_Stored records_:
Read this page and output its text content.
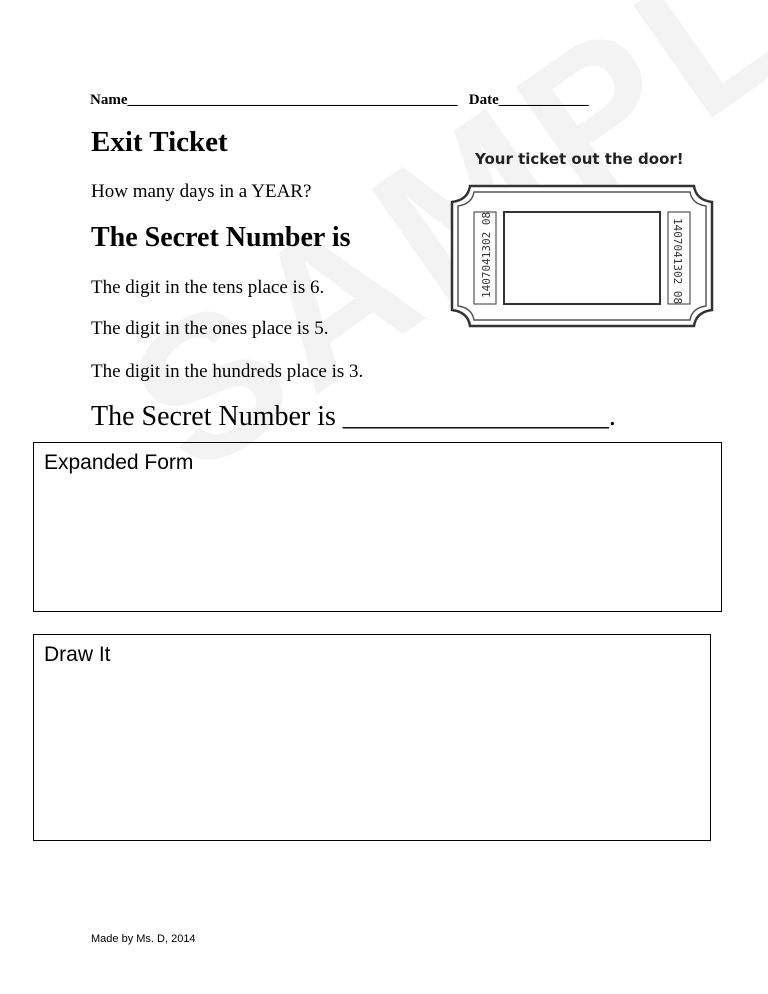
Name____________________________________________ Date____________
Exit Ticket
How many days in a YEAR?
The Secret Number is
The digit in the tens place is 6.
The digit in the ones place is 5.
The digit in the hundreds place is 3.
The Secret Number is ___________________.
Your ticket out the door!
1407041302 08	1407041302 08
Expanded Form
Draw It
Made by Ms. D, 2014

_WHAT THE EXERCISE ASKS_:
Pictures in the records should not appear in your copy, but everything else must be transcribed exactly.

_OUTPUT BELOW_:
Read this page and output its text content.
Name____________________________________________ Date____________
Exit Ticket
How many days in a YEAR?
The Secret Number is
The digit in the tens place is 6.
The digit in the ones place is 5.
The digit in the hundreds place is 3.
The Secret Number is ___________________.
Your ticket out the door!
1407041302 08	1407041302 08
Expanded Form
Draw It
Made by Ms. D, 2014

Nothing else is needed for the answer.